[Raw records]
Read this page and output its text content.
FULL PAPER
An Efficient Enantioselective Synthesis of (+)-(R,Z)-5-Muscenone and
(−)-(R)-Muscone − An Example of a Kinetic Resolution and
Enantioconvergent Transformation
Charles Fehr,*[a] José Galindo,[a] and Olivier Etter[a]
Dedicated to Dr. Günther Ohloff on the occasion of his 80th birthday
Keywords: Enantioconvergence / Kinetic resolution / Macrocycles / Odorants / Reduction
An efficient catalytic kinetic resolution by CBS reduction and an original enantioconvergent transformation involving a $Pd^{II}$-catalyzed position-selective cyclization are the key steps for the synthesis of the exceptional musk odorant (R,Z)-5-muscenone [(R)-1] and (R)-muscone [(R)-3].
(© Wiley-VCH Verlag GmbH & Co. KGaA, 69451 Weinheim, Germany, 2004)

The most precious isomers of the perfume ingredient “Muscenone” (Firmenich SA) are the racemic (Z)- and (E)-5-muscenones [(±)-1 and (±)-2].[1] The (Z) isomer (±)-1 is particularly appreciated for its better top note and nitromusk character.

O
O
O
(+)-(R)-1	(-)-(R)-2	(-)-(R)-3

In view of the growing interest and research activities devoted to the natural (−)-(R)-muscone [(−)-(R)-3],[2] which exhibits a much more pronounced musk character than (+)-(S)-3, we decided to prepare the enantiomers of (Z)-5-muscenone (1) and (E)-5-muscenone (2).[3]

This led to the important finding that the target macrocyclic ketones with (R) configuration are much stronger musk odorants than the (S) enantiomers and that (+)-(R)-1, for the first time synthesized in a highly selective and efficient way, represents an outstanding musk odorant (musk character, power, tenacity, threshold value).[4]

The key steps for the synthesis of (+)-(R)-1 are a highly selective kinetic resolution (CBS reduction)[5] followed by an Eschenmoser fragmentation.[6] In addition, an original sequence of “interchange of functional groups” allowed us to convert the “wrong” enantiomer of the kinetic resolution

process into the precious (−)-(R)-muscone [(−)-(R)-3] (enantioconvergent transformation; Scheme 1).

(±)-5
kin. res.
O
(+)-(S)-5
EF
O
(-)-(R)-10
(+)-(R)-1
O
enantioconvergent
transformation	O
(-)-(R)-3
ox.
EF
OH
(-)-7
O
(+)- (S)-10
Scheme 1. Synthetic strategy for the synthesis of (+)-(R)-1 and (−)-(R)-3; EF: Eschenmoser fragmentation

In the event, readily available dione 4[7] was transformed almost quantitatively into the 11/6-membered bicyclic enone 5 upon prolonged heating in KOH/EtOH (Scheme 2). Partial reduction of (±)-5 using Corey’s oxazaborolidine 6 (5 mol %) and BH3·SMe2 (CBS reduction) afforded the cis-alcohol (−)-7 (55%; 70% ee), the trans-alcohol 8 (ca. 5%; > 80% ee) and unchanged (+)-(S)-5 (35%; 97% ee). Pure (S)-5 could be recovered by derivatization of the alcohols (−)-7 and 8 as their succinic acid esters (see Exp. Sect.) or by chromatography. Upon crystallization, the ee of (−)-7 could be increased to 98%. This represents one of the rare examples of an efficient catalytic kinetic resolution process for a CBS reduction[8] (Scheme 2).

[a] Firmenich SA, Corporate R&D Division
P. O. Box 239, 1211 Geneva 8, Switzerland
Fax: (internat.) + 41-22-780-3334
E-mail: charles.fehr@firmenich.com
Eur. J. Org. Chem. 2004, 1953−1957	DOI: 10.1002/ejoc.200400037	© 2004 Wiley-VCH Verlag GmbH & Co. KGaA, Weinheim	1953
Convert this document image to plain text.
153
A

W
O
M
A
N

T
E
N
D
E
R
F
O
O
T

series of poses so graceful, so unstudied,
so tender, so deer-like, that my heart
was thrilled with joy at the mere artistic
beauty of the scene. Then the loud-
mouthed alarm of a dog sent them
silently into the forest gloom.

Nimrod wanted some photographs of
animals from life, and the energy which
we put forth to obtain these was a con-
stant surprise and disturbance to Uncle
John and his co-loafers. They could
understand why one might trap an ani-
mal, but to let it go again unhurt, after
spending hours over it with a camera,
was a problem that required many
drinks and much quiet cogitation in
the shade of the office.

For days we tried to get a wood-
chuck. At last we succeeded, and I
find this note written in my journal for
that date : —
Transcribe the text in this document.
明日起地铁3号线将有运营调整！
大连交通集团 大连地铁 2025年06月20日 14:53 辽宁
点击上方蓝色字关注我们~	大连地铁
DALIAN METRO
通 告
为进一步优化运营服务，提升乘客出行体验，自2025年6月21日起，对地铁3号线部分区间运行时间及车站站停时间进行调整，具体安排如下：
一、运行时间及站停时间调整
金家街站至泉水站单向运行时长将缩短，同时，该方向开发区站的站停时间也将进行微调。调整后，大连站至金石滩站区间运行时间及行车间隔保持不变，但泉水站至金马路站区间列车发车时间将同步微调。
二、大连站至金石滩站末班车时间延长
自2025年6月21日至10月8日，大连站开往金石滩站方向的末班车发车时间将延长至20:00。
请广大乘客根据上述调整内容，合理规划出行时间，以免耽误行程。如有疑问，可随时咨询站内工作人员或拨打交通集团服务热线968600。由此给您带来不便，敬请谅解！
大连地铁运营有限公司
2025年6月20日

-- What you are asked to do --
Copy each line above containing the string "highly".

-- Expected answer --
This led to the important finding that the target macrocyclic ketones with (R) configuration are much stronger musk odorants than the (S) enantiomers and that (+)-(R)-1, for the first time synthesized in a highly selective and efficient way, represents an outstanding musk odorant (musk character, power, tenacity, threshold value).[4]
The key steps for the synthesis of (+)-(R)-1 are a highly selective kinetic resolution (CBS reduction)[5] followed by an Eschenmoser fragmentation.[6] In addition, an original sequence of “interchange of functional groups” allowed us to convert the “wrong” enantiomer of the kinetic resolution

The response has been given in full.